Data records
════
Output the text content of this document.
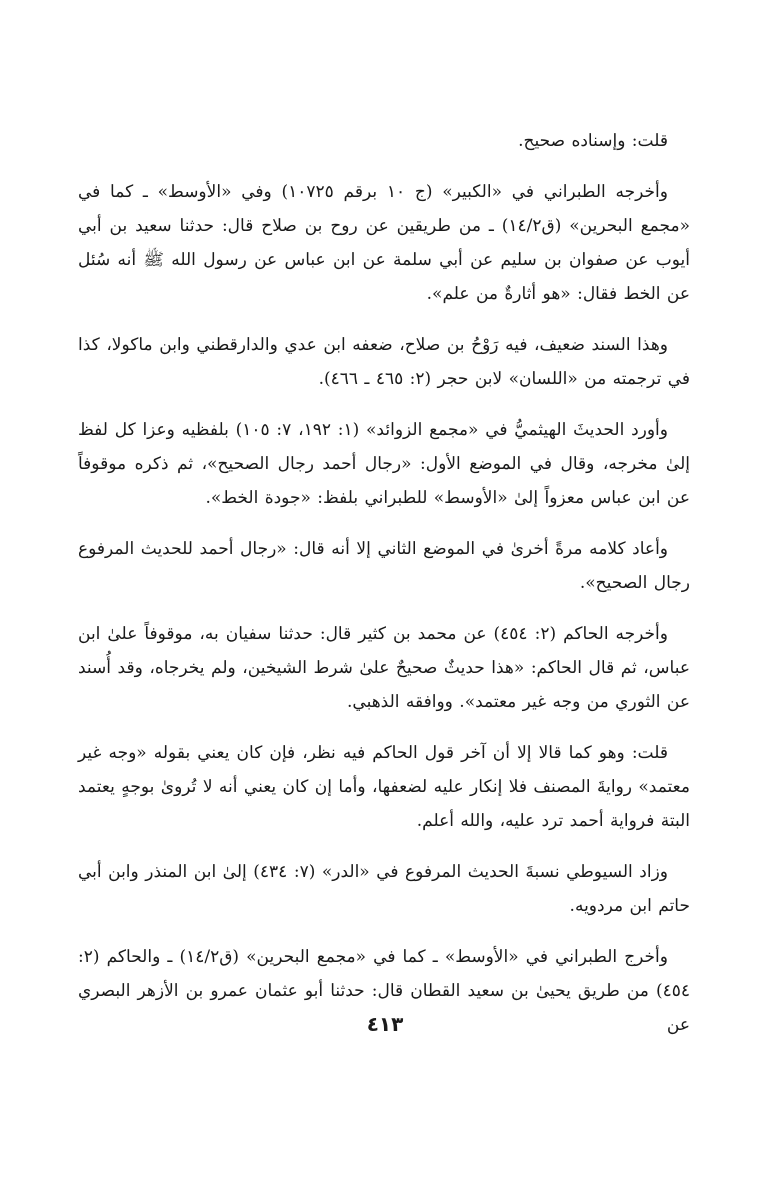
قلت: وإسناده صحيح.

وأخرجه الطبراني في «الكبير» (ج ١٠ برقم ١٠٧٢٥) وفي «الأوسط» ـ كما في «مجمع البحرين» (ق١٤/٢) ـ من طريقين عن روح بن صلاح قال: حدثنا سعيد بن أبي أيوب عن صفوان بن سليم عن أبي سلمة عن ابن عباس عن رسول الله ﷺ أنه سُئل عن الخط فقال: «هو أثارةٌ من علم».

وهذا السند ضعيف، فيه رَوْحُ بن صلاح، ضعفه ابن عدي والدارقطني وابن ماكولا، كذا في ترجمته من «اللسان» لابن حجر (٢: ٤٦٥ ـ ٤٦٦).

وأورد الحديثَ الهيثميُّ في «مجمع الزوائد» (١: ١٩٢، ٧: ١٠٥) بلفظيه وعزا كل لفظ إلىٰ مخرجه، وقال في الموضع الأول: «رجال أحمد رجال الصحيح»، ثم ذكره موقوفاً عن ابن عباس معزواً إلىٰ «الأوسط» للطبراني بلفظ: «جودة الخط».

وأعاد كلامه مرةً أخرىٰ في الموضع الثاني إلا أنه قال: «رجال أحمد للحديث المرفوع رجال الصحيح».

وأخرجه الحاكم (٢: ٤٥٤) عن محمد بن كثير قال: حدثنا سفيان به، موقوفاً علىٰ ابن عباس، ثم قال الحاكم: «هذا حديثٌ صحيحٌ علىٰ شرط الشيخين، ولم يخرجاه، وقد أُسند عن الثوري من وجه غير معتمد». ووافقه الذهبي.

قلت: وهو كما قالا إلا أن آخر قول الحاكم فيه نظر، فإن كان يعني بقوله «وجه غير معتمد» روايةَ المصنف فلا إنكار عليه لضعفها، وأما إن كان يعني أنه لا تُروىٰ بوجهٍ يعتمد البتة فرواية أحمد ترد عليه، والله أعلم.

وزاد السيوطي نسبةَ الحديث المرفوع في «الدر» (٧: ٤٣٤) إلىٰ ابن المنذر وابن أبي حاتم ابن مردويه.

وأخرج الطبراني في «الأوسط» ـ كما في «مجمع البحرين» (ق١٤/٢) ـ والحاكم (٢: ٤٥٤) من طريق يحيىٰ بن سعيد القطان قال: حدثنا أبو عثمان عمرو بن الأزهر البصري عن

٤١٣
════
▸ **What to work on**:
Lines that include the word "حدثنا" are to be extracted from the data above.

▸ **Result for this exercise**:
وأخرجه الطبراني في «الكبير» (ج ١٠ برقم ١٠٧٢٥) وفي «الأوسط» ـ كما في «مجمع البحرين» (ق١٤/٢) ـ من طريقين عن روح بن صلاح قال: حدثنا سعيد بن أبي أيوب عن صفوان بن سليم عن أبي سلمة عن ابن عباس عن رسول الله ﷺ أنه سُئل عن الخط فقال: «هو أثارةٌ من علم».
وأخرجه الحاكم (٢: ٤٥٤) عن محمد بن كثير قال: حدثنا سفيان به، موقوفاً علىٰ ابن عباس، ثم قال الحاكم: «هذا حديثٌ صحيحٌ علىٰ شرط الشيخين، ولم يخرجاه، وقد أُسند عن الثوري من وجه غير معتمد». ووافقه الذهبي.
وأخرج الطبراني في «الأوسط» ـ كما في «مجمع البحرين» (ق١٤/٢) ـ والحاكم (٢: ٤٥٤) من طريق يحيىٰ بن سعيد القطان قال: حدثنا أبو عثمان عمرو بن الأزهر البصري عن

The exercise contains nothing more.